● **Exercise requirements**
Filter these entries, keeping only lines that hold the word "Chrominance".

[Records that describe figures]
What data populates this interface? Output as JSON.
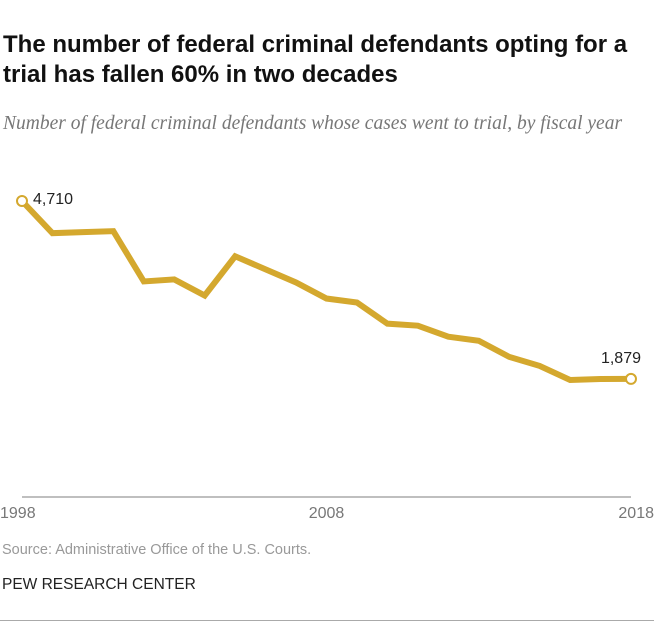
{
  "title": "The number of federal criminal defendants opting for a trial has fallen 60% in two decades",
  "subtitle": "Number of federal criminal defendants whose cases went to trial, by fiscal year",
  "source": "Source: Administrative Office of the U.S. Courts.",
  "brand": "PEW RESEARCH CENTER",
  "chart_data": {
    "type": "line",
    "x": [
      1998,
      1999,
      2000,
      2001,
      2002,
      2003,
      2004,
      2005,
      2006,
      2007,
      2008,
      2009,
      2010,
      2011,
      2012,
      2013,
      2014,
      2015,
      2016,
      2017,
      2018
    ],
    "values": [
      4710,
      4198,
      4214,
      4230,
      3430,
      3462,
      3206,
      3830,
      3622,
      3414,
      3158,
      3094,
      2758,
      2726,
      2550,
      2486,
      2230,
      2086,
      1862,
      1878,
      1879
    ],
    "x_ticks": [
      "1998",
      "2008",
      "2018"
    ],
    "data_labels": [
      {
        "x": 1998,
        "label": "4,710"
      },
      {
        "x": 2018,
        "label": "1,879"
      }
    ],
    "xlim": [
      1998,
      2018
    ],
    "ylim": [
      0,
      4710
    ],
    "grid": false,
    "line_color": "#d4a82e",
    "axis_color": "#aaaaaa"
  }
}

---

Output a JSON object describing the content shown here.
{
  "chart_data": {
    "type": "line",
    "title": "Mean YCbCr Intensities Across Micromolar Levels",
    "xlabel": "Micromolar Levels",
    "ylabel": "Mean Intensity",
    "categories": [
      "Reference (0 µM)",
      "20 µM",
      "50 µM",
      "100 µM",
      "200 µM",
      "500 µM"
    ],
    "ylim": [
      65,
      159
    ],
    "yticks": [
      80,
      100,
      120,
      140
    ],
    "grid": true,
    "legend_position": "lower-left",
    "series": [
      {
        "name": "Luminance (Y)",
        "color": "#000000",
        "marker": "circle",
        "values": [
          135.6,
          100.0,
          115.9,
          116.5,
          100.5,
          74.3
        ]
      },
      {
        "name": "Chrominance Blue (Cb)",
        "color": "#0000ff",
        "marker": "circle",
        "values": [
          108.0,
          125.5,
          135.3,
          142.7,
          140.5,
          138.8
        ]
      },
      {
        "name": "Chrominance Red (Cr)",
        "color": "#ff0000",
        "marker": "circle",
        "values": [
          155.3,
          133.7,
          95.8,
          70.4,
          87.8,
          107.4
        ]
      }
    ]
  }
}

● **Response**
        "name": "Chrominance Blue (Cb)",
        "name": "Chrominance Red (Cr)",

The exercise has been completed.